Objective → Quote everything in the records from the line containing "pixel [558, 577, 573, 589]" down to the line containing "terminal-pin-no: 13 [774, 566, 794, 579]", both lines included, reproducing each line verbatim.

Material supplied →
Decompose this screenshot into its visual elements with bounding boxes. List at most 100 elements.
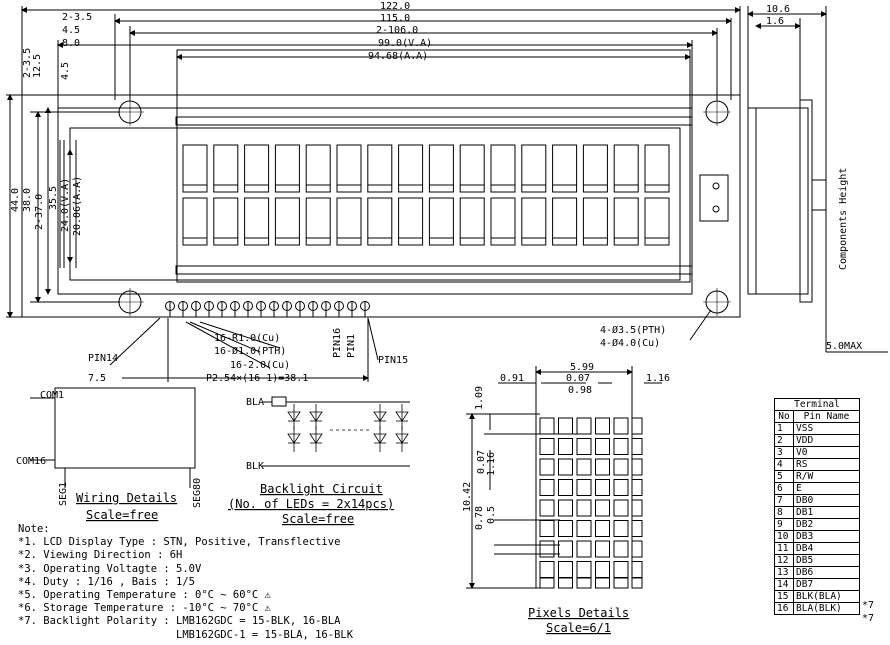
pixel [558, 577, 573, 589]
pad-label-pth: 16-Ø1.0(PTH) [214, 345, 286, 357]
pin14-label: PIN14 [88, 353, 118, 364]
terminal-col-no: No [774, 410, 794, 423]
backlight-title: Backlight Circuit [260, 482, 383, 496]
pixel [595, 577, 610, 589]
pixel [539, 479, 555, 496]
pixel [558, 417, 573, 435]
terminal-pin-name: BLA(BLK) [793, 602, 860, 615]
dim-left-2-37: 2-37.0 [34, 194, 45, 230]
pix-h1: 1.09 [474, 386, 485, 410]
pixel [558, 438, 573, 455]
char-cell [367, 144, 393, 193]
terminal-pin-no: 16 [774, 602, 794, 615]
pin16-label: PIN16 [332, 328, 343, 358]
dim-left-20aa: 20.06(A.A) [72, 176, 83, 236]
pix-h4: 1.16 [486, 452, 497, 476]
pixel-next-col [631, 520, 643, 537]
pixel [613, 438, 629, 455]
backlight-subtitle: (No. of LEDs = 2x14pcs) [228, 497, 394, 511]
char-cell [644, 197, 670, 246]
char-cell [582, 197, 608, 246]
terminal-pin-no: 13 [774, 566, 794, 579]
terminal-pin-name: VSS [793, 422, 860, 435]
terminal-pin-no: 1 [774, 422, 794, 435]
char-cell [213, 144, 239, 193]
terminal-pin-name: DB4 [793, 542, 860, 555]
dim-122: 122.0 [380, 1, 410, 12]
pixel [539, 540, 555, 558]
char-cell [490, 197, 516, 246]
pixel [558, 479, 573, 496]
pixel-next-col [631, 417, 643, 435]
pad-label-cu: 16-R1.0(Cu) [214, 333, 280, 344]
pixel [613, 417, 629, 435]
bla-label: BLA [246, 397, 264, 408]
terminal-pin-name: V0 [793, 446, 860, 459]
char-cell [244, 144, 270, 193]
char-cells [182, 144, 670, 246]
note-line: *2. Viewing Direction : 6H [18, 549, 183, 562]
pitch-label: P2.54×(16-1)=38.1 [206, 373, 308, 384]
pixel [576, 438, 592, 455]
pixel [539, 520, 555, 537]
wiring-scale: Scale=free [86, 508, 158, 522]
char-cell [613, 197, 639, 246]
char-cell [521, 144, 547, 193]
terminal-pin-no: 15 [774, 590, 794, 603]
dim-left-44: 44.0 [10, 188, 21, 212]
pix-h6: 0.5 [486, 506, 497, 524]
terminal-pin-no: 2 [774, 434, 794, 447]
terminal-note-mark: *7 [862, 613, 875, 624]
char-cell [428, 144, 454, 193]
wiring-box [54, 387, 196, 469]
terminal-pin-no: 4 [774, 458, 794, 471]
terminal-pin-no: 3 [774, 446, 794, 459]
dim-left-38: 38.0 [22, 188, 33, 212]
note-line: *7. Backlight Polarity : LMB162GDC = 15-… [18, 615, 341, 628]
char-cell [398, 144, 424, 193]
pixel [539, 577, 555, 589]
pix-h2: 10.42 [462, 482, 473, 512]
backlight-scale: Scale=free [282, 512, 354, 526]
pixel [558, 561, 573, 578]
pixel-next-col [631, 438, 643, 455]
pixel [613, 577, 629, 589]
terminal-pin-no: 12 [774, 554, 794, 567]
blk-label: BLK [246, 461, 264, 472]
pixel [576, 458, 592, 476]
pixel [576, 479, 592, 496]
char-cell [613, 144, 639, 193]
terminal-pin-name: DB7 [793, 578, 860, 591]
pixel [576, 417, 592, 435]
dim-99va: 99.0(V.A) [378, 38, 432, 49]
terminal-pin-no: 10 [774, 530, 794, 543]
pixel [613, 479, 629, 496]
note-line: *6. Storage Temperature : -10°C ~ 70°C ⚠ [18, 602, 271, 615]
terminal-pin-name: DB3 [793, 530, 860, 543]
char-cell [305, 197, 331, 246]
char-cell [490, 144, 516, 193]
char-cell [552, 144, 578, 193]
pixel [595, 540, 610, 558]
char-cell [182, 144, 208, 193]
edge-7.5: 7.5 [88, 373, 106, 384]
wiring-title: Wiring Details [76, 491, 177, 505]
pixel-next-col [631, 458, 643, 476]
terminal-pin-name: DB1 [793, 506, 860, 519]
pix-h5: 0.78 [474, 506, 485, 530]
pin15-label: PIN15 [378, 355, 408, 366]
com16-label: COM16 [16, 456, 46, 467]
note-line: *4. Duty : 1/16 , Bais : 1/5 [18, 575, 196, 588]
note-line: *1. LCD Display Type : STN, Positive, Tr… [18, 536, 341, 549]
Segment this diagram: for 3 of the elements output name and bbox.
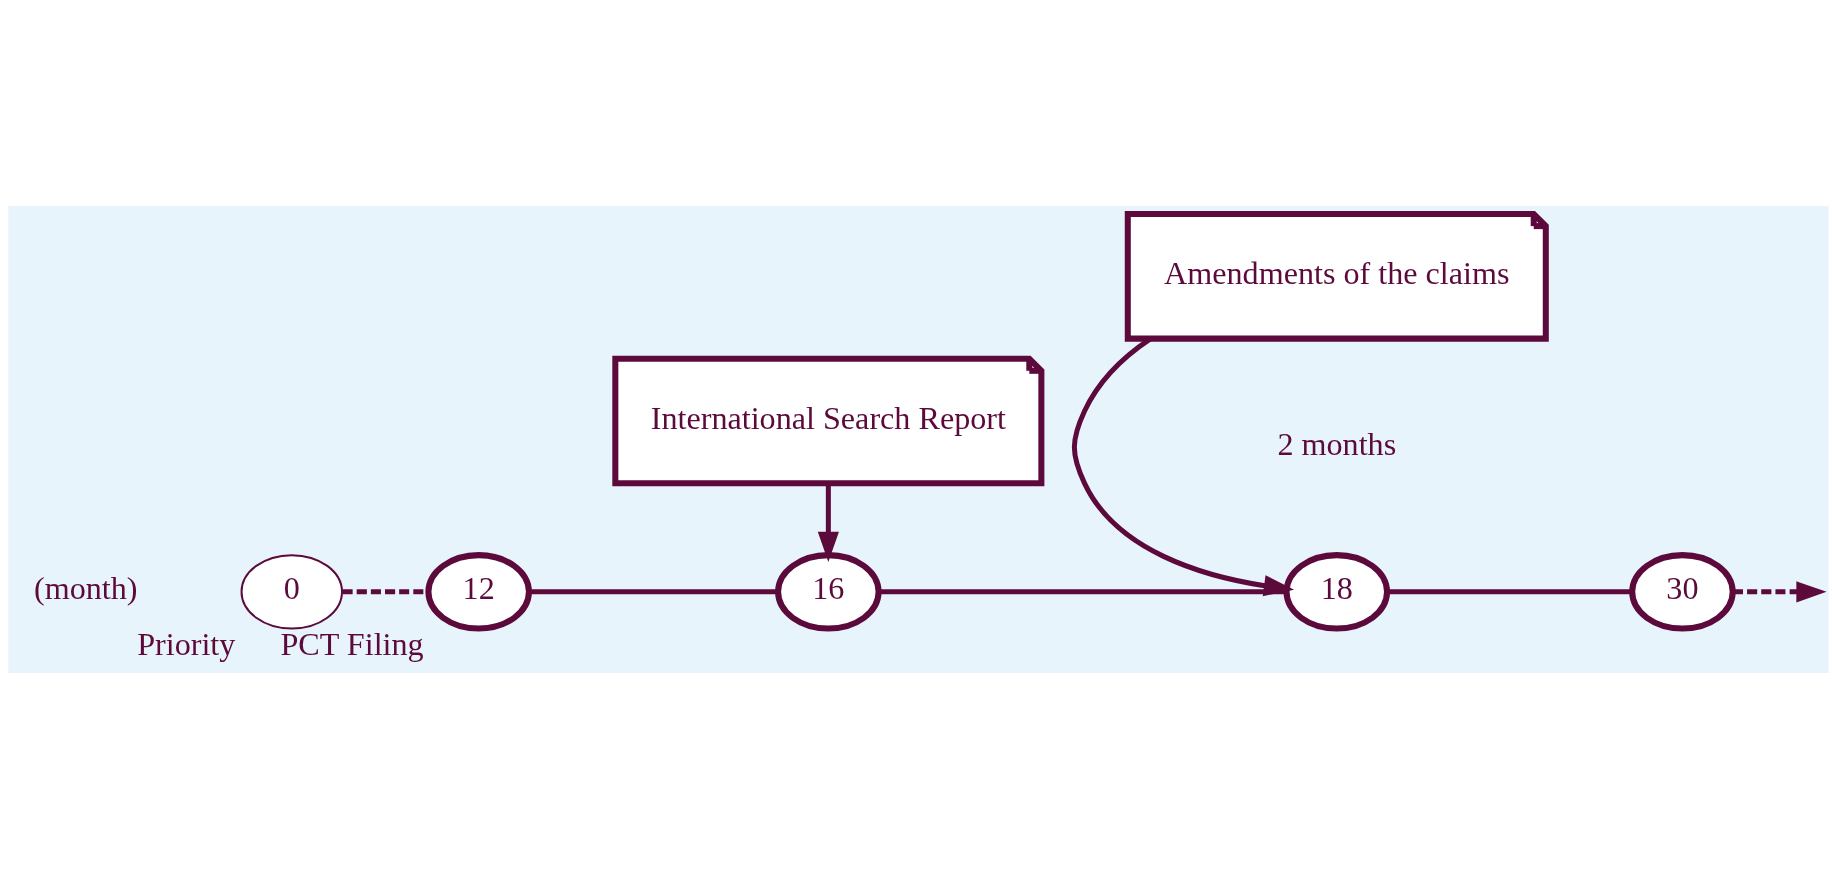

Response below →
pixel [558, 577, 573, 589]
pad-label-pth: 16-Ø1.0(PTH) [214, 345, 286, 357]
pin14-label: PIN14 [88, 353, 118, 364]
terminal-col-no: No [774, 410, 794, 423]
backlight-title: Backlight Circuit [260, 482, 383, 496]
pixel [595, 577, 610, 589]
pixel [539, 479, 555, 496]
pixel [558, 417, 573, 435]
terminal-pin-name: BLA(BLK) [793, 602, 860, 615]
dim-left-2-37: 2-37.0 [34, 194, 45, 230]
pix-h1: 1.09 [474, 386, 485, 410]
pixel [558, 438, 573, 455]
char-cell [367, 144, 393, 193]
terminal-pin-no: 16 [774, 602, 794, 615]
pin16-label: PIN16 [332, 328, 343, 358]
dim-left-20aa: 20.06(A.A) [72, 176, 83, 236]
pix-h4: 1.16 [486, 452, 497, 476]
pixel-next-col [631, 520, 643, 537]
pixel [613, 438, 629, 455]
backlight-subtitle: (No. of LEDs = 2x14pcs) [228, 497, 394, 511]
char-cell [644, 197, 670, 246]
char-cell [582, 197, 608, 246]
terminal-pin-no: 13 [774, 566, 794, 579]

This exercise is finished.